Output all the material that follows, exactly as given.

> **Dataset records**
--*--

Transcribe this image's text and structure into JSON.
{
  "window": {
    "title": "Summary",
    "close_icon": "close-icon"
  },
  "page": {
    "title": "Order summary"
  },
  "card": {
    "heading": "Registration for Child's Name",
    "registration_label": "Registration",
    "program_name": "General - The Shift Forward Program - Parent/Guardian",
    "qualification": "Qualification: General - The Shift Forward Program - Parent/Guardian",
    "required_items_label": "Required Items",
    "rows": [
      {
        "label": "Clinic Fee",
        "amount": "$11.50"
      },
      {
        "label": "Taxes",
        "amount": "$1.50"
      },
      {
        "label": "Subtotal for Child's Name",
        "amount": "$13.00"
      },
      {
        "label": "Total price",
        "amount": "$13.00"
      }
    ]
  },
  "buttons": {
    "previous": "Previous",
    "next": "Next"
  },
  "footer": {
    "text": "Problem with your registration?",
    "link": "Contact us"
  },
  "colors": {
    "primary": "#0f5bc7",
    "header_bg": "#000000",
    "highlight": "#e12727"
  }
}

--*--

> **Complete response**
Transcribe this image's text and structure into JSON.
{
  "window": {
    "title": "Summary",
    "close_icon": "close-icon"
  },
  "page": {
    "title": "Order summary"
  },
  "card": {
    "heading": "Registration for Child's Name",
    "registration_label": "Registration",
    "program_name": "General - The Shift Forward Program - Parent/Guardian",
    "qualification": "Qualification: General - The Shift Forward Program - Parent/Guardian",
    "required_items_label": "Required Items",
    "rows": [
      {
        "label": "Clinic Fee",
        "amount": "$11.50"
      },
      {
        "label": "Taxes",
        "amount": "$1.50"
      },
      {
        "label": "Subtotal for Child's Name",
        "amount": "$13.00"
      },
      {
        "label": "Total price",
        "amount": "$13.00"
      }
    ]
  },
  "buttons": {
    "previous": "Previous",
    "next": "Next"
  },
  "footer": {
    "text": "Problem with your registration?",
    "link": "Contact us"
  },
  "colors": {
    "primary": "#0f5bc7",
    "header_bg": "#000000",
    "highlight": "#e12727"
  }
}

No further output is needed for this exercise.